> [Job 1]:
In the podcast page text, shorten the paragraph beginning "But my focus on the 2023 report" while keeping its main facts.

> [Selected text]:
++++++
PRACTICAL POD | Roger Christie | 5 reasons leaders must step up online

This Your Digital Reputation Practical Pod episode is a little different. For those who know me and Propel well, you’ll know we recently launched our 2023 Digital Reputation Report – which is a major piece of research looking into the ways senior leaders use LinkedIn. Last year we analysed 200 CEOs from our largest listed organisations, while this year we focused on our most senior public servants. Click the links above to download a copy of either report or drop me a note if you’re interested in all the data.

But my focus on the 2023 report meant we didn’t have our usual practical pod two weeks ago, so this is a sort of special double up episode brought to you by two very capable and accomplished figures in the world of leaders and LinkedIn. And both hailing from the UK. Yes – there was a clear, common and crucial thread that linked our two most recent guests on the Your Digital Reputation podcast, well beyond their shared location in the UK.
++++++
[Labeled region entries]
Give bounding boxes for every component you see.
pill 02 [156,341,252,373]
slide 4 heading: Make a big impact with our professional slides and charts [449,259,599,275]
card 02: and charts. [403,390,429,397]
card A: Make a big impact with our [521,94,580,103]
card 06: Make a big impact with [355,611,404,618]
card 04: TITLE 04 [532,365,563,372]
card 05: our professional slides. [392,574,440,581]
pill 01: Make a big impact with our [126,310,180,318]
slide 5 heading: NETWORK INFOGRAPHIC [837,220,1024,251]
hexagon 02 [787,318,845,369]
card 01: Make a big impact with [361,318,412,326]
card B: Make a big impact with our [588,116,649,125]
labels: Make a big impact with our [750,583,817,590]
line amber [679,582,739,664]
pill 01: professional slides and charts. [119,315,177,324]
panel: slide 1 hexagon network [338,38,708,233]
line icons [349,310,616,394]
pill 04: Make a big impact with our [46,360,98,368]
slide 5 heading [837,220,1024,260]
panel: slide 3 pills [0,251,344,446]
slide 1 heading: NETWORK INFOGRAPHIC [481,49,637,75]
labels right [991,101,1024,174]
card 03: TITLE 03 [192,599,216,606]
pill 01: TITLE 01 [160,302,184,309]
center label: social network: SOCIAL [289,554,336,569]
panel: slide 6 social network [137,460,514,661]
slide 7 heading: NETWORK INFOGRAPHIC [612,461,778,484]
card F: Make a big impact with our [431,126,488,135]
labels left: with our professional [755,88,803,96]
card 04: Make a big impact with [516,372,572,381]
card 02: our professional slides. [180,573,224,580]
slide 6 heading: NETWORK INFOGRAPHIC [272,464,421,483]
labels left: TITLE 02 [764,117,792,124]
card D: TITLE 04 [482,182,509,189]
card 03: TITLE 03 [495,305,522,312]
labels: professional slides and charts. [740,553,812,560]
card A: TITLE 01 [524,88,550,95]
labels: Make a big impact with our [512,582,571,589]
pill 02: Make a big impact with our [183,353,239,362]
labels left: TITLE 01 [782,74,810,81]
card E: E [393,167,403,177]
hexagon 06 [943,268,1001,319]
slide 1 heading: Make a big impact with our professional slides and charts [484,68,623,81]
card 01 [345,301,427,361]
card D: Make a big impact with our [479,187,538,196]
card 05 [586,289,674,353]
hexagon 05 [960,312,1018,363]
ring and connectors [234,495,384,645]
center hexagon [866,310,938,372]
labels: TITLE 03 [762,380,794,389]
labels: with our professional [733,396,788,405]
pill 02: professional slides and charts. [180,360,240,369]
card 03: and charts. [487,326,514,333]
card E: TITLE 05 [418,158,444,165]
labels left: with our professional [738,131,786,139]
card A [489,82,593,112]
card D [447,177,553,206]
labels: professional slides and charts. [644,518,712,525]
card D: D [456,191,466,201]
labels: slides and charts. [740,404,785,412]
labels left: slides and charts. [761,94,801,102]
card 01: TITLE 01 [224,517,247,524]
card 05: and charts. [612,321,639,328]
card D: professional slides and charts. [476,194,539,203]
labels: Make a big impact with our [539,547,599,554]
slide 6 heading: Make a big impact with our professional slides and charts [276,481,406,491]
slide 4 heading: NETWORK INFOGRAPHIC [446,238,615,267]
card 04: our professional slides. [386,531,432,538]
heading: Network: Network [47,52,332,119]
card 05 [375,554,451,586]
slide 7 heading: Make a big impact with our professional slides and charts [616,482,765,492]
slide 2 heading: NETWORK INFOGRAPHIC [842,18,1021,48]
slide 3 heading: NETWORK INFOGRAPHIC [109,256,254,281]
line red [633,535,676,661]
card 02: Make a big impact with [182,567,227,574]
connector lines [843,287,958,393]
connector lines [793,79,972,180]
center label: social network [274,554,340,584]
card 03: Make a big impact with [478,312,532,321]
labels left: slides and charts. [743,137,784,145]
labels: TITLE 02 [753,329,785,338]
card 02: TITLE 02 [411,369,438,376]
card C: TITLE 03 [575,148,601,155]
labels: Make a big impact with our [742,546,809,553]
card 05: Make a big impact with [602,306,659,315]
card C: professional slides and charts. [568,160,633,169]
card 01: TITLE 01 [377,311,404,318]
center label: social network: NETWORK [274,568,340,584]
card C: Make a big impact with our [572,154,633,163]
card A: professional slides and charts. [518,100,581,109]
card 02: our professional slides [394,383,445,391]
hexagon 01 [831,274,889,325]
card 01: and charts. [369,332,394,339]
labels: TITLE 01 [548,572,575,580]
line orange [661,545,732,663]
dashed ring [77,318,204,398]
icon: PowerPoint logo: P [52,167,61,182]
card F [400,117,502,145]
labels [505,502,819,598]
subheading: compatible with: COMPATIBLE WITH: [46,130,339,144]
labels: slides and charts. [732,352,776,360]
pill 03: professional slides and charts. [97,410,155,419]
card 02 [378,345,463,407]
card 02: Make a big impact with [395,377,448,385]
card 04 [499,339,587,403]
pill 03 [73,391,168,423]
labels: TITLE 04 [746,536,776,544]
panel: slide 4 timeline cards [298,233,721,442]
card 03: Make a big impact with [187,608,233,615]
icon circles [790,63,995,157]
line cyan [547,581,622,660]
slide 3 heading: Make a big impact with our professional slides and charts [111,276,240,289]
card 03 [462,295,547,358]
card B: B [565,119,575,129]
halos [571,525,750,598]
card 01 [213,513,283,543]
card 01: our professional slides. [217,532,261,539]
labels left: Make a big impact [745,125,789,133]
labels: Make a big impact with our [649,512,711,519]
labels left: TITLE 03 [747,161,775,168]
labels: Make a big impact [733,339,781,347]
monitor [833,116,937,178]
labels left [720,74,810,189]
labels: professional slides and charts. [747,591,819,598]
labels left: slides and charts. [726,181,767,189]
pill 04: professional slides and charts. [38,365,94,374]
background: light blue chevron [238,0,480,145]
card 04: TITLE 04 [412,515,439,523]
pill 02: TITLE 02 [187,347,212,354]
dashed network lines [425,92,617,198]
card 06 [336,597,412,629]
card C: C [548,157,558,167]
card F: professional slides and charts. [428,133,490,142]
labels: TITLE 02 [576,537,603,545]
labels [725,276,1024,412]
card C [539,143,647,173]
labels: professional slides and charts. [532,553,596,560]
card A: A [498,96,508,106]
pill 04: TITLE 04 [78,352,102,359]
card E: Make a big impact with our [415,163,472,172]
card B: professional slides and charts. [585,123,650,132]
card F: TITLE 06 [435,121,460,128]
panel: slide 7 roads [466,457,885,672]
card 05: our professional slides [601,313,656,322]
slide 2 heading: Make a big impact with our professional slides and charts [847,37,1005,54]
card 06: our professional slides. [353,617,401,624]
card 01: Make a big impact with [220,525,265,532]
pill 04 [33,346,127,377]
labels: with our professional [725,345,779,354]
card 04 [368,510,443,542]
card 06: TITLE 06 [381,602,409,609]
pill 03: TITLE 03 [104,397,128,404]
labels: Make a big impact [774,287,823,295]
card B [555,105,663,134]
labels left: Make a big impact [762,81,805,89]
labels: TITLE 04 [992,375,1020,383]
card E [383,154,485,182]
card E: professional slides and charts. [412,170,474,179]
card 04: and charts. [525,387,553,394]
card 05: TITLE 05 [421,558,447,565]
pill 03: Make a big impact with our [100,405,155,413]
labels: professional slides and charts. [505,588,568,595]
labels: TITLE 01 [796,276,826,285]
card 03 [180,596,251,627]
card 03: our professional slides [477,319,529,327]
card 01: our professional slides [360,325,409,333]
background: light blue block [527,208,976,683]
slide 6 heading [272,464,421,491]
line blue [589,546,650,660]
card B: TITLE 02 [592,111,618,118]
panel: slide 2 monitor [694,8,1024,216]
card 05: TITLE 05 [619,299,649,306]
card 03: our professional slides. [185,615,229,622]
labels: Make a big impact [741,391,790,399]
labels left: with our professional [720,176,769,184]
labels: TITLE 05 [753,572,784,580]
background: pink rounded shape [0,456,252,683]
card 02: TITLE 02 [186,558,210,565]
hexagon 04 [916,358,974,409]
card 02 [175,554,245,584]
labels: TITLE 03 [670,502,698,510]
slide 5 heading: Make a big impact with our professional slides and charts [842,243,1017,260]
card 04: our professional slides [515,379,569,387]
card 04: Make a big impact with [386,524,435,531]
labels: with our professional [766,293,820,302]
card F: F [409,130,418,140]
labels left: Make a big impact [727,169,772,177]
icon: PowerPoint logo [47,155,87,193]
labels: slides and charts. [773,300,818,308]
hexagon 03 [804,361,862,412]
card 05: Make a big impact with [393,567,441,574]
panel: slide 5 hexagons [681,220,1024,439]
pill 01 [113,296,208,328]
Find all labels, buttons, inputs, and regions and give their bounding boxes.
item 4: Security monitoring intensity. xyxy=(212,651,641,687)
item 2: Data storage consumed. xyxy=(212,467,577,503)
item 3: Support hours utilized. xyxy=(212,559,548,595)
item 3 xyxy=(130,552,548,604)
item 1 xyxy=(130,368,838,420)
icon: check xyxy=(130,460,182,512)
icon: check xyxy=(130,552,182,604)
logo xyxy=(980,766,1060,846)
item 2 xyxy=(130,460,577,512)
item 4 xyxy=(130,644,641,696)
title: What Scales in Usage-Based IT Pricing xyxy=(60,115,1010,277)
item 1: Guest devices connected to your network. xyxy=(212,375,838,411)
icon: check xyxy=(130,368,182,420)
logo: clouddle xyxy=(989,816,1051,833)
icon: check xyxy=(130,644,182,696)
++++++
> [Job 2]:
Transcribe the records word for word, from their first line through the line containing "slide 7 heading: NETWORK".

> [Full output 1]:
Because of the focus on the 2023 report, the usual practical pod did not run two weeks ago. This episode is therefore a special double one. It features two very capable and accomplished figures in the world of leaders and LinkedIn, both from the UK. Beyond that shared location, a clear, common and crucial thread linked these two most recent guests on the Your Digital Reputation podcast.

> [Full output 2]:
Give bounding boxes for every component you see.
pill 02 [156,341,252,373]
slide 4 heading: Make a big impact with our professional slides and charts [449,259,599,275]
card 02: and charts. [403,390,429,397]
card A: Make a big impact with our [521,94,580,103]
card 06: Make a big impact with [355,611,404,618]
card 04: TITLE 04 [532,365,563,372]
card 05: our professional slides. [392,574,440,581]
pill 01: Make a big impact with our [126,310,180,318]
slide 5 heading: NETWORK INFOGRAPHIC [837,220,1024,251]
hexagon 02 [787,318,845,369]
card 01: Make a big impact with [361,318,412,326]
card B: Make a big impact with our [588,116,649,125]
labels: Make a big impact with our [750,583,817,590]
line amber [679,582,739,664]
pill 01: professional slides and charts. [119,315,177,324]
panel: slide 1 hexagon network [338,38,708,233]
line icons [349,310,616,394]
pill 04: Make a big impact with our [46,360,98,368]
slide 5 heading [837,220,1024,260]
panel: slide 3 pills [0,251,344,446]
slide 1 heading: NETWORK INFOGRAPHIC [481,49,637,75]
labels right [991,101,1024,174]
card 03: TITLE 03 [192,599,216,606]
pill 01: TITLE 01 [160,302,184,309]
center label: social network: SOCIAL [289,554,336,569]
panel: slide 6 social network [137,460,514,661]
slide 7 heading: NETWORK INFOGRAPHIC [612,461,778,484]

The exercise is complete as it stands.